Available records:

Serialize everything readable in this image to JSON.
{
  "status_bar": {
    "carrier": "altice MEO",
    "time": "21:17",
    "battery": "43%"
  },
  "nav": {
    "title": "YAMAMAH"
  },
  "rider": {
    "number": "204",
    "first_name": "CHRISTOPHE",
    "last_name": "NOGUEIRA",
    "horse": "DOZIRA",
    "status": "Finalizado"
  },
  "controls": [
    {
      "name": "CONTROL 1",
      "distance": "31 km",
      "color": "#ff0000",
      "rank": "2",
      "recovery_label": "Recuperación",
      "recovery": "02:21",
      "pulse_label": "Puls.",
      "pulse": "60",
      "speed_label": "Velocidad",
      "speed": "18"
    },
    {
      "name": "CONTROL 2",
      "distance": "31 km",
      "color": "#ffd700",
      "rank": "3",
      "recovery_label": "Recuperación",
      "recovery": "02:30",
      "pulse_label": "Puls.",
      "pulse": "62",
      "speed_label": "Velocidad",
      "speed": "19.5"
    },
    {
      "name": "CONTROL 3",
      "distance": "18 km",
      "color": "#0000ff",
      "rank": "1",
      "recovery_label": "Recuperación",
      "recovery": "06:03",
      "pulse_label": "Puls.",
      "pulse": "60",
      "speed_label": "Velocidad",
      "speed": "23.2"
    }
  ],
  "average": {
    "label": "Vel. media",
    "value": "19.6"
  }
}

Direction: Quote all of the entries exactly as they appear.

Written solution:
Serialize everything readable in this image to JSON.
{
  "status_bar": {
    "carrier": "altice MEO",
    "time": "21:17",
    "battery": "43%"
  },
  "nav": {
    "title": "YAMAMAH"
  },
  "rider": {
    "number": "204",
    "first_name": "CHRISTOPHE",
    "last_name": "NOGUEIRA",
    "horse": "DOZIRA",
    "status": "Finalizado"
  },
  "controls": [
    {
      "name": "CONTROL 1",
      "distance": "31 km",
      "color": "#ff0000",
      "rank": "2",
      "recovery_label": "Recuperación",
      "recovery": "02:21",
      "pulse_label": "Puls.",
      "pulse": "60",
      "speed_label": "Velocidad",
      "speed": "18"
    },
    {
      "name": "CONTROL 2",
      "distance": "31 km",
      "color": "#ffd700",
      "rank": "3",
      "recovery_label": "Recuperación",
      "recovery": "02:30",
      "pulse_label": "Puls.",
      "pulse": "62",
      "speed_label": "Velocidad",
      "speed": "19.5"
    },
    {
      "name": "CONTROL 3",
      "distance": "18 km",
      "color": "#0000ff",
      "rank": "1",
      "recovery_label": "Recuperación",
      "recovery": "06:03",
      "pulse_label": "Puls.",
      "pulse": "60",
      "speed_label": "Velocidad",
      "speed": "23.2"
    }
  ],
  "average": {
    "label": "Vel. media",
    "value": "19.6"
  }
}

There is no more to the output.